:: DO THIS ::
Copy out every line exactly as given.

:: DATA FOR THE TASK ::
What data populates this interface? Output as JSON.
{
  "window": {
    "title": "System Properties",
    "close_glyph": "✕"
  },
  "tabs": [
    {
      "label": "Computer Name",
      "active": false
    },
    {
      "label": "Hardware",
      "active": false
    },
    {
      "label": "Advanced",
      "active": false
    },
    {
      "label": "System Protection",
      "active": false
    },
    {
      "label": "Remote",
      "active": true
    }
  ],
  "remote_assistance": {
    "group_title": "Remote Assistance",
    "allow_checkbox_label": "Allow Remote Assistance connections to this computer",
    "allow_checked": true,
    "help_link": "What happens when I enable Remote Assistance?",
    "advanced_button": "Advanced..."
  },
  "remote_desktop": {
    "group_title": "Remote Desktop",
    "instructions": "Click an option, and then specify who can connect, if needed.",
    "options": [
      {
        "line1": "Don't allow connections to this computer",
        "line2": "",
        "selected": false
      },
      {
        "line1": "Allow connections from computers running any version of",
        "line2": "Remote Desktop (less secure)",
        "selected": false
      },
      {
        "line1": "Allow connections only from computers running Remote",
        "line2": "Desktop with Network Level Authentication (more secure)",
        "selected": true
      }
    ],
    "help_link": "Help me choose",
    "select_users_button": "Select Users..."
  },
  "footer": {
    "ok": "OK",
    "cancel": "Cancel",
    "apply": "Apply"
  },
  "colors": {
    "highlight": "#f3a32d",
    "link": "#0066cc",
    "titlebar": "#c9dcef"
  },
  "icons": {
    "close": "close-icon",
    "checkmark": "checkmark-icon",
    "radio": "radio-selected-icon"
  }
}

:: ANSWER TO THIS PROBLEM ::
What data populates this interface? Output as JSON.
{
  "window": {
    "title": "System Properties",
    "close_glyph": "✕"
  },
  "tabs": [
    {
      "label": "Computer Name",
      "active": false
    },
    {
      "label": "Hardware",
      "active": false
    },
    {
      "label": "Advanced",
      "active": false
    },
    {
      "label": "System Protection",
      "active": false
    },
    {
      "label": "Remote",
      "active": true
    }
  ],
  "remote_assistance": {
    "group_title": "Remote Assistance",
    "allow_checkbox_label": "Allow Remote Assistance connections to this computer",
    "allow_checked": true,
    "help_link": "What happens when I enable Remote Assistance?",
    "advanced_button": "Advanced..."
  },
  "remote_desktop": {
    "group_title": "Remote Desktop",
    "instructions": "Click an option, and then specify who can connect, if needed.",
    "options": [
      {
        "line1": "Don't allow connections to this computer",
        "line2": "",
        "selected": false
      },
      {
        "line1": "Allow connections from computers running any version of",
        "line2": "Remote Desktop (less secure)",
        "selected": false
      },
      {
        "line1": "Allow connections only from computers running Remote",
        "line2": "Desktop with Network Level Authentication (more secure)",
        "selected": true
      }
    ],
    "help_link": "Help me choose",
    "select_users_button": "Select Users..."
  },
  "footer": {
    "ok": "OK",
    "cancel": "Cancel",
    "apply": "Apply"
  },
  "colors": {
    "highlight": "#f3a32d",
    "link": "#0066cc",
    "titlebar": "#c9dcef"
  },
  "icons": {
    "close": "close-icon",
    "checkmark": "checkmark-icon",
    "radio": "radio-selected-icon"
  }
}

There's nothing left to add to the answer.